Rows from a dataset
↓↓↓

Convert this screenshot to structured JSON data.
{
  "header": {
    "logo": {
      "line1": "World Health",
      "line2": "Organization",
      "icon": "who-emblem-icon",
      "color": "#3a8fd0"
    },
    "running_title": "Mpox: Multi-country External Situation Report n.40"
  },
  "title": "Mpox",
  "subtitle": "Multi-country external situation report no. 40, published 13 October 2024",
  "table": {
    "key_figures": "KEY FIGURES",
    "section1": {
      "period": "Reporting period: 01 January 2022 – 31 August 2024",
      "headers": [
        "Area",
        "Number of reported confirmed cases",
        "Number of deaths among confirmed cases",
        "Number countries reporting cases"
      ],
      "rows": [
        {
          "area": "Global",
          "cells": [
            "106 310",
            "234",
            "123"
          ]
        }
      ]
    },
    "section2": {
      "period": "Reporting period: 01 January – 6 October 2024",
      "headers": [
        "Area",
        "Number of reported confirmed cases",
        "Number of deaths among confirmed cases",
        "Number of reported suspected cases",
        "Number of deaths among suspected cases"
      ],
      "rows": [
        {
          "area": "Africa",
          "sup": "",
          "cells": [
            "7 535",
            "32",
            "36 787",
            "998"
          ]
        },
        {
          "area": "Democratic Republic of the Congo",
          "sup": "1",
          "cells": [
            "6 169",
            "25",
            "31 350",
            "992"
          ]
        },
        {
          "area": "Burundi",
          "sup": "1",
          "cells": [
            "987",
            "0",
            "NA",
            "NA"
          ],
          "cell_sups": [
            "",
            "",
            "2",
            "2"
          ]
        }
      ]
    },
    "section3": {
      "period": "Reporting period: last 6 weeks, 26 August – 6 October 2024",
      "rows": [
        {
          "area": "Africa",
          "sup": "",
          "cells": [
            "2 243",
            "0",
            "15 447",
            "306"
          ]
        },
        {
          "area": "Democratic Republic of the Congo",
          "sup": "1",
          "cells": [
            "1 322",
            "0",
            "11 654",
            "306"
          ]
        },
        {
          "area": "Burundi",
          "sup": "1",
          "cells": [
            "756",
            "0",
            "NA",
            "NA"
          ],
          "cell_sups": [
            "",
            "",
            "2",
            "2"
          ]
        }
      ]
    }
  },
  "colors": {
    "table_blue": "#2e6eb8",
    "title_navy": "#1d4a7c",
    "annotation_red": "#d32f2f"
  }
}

↑↑↑

Problem requirements: Search the entries for the word "country", then gather every line that has it.

Result of the exercise:
    "running_title": "Mpox: Multi-country External Situation Report n.40"
  "subtitle": "Multi-country external situation report no. 40, published 13 October 2024",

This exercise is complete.